### Tasks to carry out
1. Which abbreviations and symbols does the C. elegans foraging caption define?
2. Continue the C. elegans foraging caption past its final line.

### Page excerpt
▼▼▼
Foraging kinetics of C.elegans.

(a) Average experimental population reorientation rate (black line) in a rolling 2 min window. Blue bins represent probability of observed reorientation rate. (b) Abrupt transitions were identified by performing two linear regressions on observed reorientation curves. Transition times (trans) were defined by the intersection of the regressions (dashed line). The slopes of the two regressions are s1 and s2. (c) An example of an experimental reorientation curve with an abrupt reorientation transition (marked by vertical line). (d) An example of an experimental reorientation curve that lacked an abrupt reorientation transition. (e) Distribution of slope differences and transition times from regressions fit to the experimental data. Individual data points are individual reorientation data for each worm. Insets are individual examples of experimental cumulative reorientation curves. Number of worms (N)=1631. Dashed line represents the median slope difference. All data curated from López-Cruz et al., 2019.

Stochastic modeling of foraging kinetics of C. elegans.
▲▲▲
### Record excerpts
▼▼▼
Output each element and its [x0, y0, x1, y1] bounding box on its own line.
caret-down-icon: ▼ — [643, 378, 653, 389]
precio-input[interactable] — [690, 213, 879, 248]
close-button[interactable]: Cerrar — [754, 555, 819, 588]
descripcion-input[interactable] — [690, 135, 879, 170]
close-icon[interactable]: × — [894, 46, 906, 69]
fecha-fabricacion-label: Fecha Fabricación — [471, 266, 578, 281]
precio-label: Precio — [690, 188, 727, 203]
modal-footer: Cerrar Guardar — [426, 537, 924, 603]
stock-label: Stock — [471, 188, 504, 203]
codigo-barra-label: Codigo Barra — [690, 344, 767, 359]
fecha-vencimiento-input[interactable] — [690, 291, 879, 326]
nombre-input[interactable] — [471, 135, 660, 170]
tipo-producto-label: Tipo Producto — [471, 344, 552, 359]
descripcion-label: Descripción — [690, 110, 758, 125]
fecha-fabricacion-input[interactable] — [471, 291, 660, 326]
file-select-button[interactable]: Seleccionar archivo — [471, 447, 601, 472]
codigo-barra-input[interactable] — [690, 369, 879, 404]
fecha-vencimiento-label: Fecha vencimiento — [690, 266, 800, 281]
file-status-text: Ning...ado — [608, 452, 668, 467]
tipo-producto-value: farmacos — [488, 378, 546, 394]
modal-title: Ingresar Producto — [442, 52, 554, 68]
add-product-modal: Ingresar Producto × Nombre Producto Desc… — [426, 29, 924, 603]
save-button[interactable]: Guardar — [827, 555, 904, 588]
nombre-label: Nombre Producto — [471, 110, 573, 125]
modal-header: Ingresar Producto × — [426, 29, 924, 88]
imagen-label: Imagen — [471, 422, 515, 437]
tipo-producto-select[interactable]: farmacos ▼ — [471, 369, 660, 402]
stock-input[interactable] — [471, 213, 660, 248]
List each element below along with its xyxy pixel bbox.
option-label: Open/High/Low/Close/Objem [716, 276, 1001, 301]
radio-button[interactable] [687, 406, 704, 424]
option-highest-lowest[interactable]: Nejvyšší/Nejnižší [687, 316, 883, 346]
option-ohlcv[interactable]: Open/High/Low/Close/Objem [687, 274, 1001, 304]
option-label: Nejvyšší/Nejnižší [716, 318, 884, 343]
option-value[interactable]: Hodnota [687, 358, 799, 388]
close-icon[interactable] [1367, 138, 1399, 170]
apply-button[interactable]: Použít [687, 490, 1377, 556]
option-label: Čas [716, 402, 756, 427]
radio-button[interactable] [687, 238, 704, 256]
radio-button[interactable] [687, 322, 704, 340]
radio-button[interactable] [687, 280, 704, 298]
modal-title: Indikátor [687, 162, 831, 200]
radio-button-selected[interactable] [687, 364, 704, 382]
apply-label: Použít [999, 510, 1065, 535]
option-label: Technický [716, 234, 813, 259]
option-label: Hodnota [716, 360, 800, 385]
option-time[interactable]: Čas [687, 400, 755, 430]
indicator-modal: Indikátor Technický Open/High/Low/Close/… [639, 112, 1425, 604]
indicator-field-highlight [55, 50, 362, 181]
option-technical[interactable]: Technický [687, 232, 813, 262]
▲▲▲
### Responses per task
1.
- trans: transition times
- s1: slope of the first regression
- s2: slope of the second regression
- N: number of worms

2.
(a) Outline of the Gillespie algorithm. Step 1: Two random numbers (r1 and r2) are drawn from a uniform distribution [0,1]. Step 2: The time interval for a new event (τ) is randomly assigned based on the total propensities (a0) and r1. Step 3: The event i (either a decay of M (M←M-1) or a new reorientation (Ω←Ω+1)) at t + τ is determined by the probability (P(i)) of the event i occurring. This probability is determined by the relative propensity (ai/a0) of the event i. (b) (Top) The parameters α, β, and γ are assigned based on fitting a decay curve (red) to the observed average reorientation rate (blue). Dashed lines are + and – standard deviation. (Bottom) Average model population reorientation rate (black line) in a rolling 2 min window. Red bins represent the probability of observed reorientation rate. N=1631, α=1.49 min–1, β=0.1937 min–1, γ=0.11 min–1. (c) (Top) An example of a modeled abrupt reorientation transition. (Bottom) An example of a modeled reorientation curve that lacked an abrupt reorientation transition. Red data are cumulative reorientations and orange data are M. (d) Distribution of slope differences and transition times from regressions fit to the experimental (blue) and modeled (red) data. Individual data points are individual reorientation data for experimental (blue) or in silico (red) worms. Insets are individual examples of experimental and modeled cumulative reorientation curves. Dashed line represents the median experimental slope difference. (e) Examples of experimental (blue) and modeled (red) cumulative reorientation curves for individual worms, with similar stochastic dynamics. For each example drawn from experiments (blue), the in silico worm with the highest correlation from N=1631 iterations is shown (red). Sudden changes in rate are indicated with arrows. M for each example is shown in orange. (f) Examples of modeled data when the reorientation rate is constant (α=1.5). Sudden changes in rate are indicated with arrows.

Scaling of foraging kinetics of C. elegans.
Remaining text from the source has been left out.